Recorded data:
+++

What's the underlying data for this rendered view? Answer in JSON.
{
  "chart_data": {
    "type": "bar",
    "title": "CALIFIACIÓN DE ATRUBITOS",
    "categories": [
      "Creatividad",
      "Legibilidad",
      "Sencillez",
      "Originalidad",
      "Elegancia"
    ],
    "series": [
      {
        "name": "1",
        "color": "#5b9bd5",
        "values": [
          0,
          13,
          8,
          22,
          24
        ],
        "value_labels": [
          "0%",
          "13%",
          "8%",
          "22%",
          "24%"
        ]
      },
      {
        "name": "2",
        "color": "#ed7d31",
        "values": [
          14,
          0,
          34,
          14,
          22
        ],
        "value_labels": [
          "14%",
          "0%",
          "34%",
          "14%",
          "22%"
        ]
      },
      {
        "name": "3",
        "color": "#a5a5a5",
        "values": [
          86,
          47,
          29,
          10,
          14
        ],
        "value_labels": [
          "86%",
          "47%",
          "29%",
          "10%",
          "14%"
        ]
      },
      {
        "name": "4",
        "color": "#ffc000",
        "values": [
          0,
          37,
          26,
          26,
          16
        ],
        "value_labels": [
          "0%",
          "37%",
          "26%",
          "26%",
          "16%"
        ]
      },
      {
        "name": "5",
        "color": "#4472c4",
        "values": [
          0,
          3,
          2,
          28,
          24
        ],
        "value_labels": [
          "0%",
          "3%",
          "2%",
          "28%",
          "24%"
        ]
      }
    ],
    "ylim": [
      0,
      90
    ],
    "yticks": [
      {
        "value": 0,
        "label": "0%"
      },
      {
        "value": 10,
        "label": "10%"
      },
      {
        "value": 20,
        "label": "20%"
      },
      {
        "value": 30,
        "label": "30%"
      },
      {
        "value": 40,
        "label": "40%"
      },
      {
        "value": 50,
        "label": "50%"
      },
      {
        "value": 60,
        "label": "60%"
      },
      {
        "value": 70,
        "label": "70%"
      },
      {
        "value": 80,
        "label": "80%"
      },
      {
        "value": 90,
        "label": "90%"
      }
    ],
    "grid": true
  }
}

+++

Exercise:
For this exercise, gather every line of the data that contains the word "color".

Answer to this problem:
        "color": "#5b9bd5",
        "color": "#ed7d31",
        "color": "#a5a5a5",
        "color": "#ffc000",
        "color": "#4472c4",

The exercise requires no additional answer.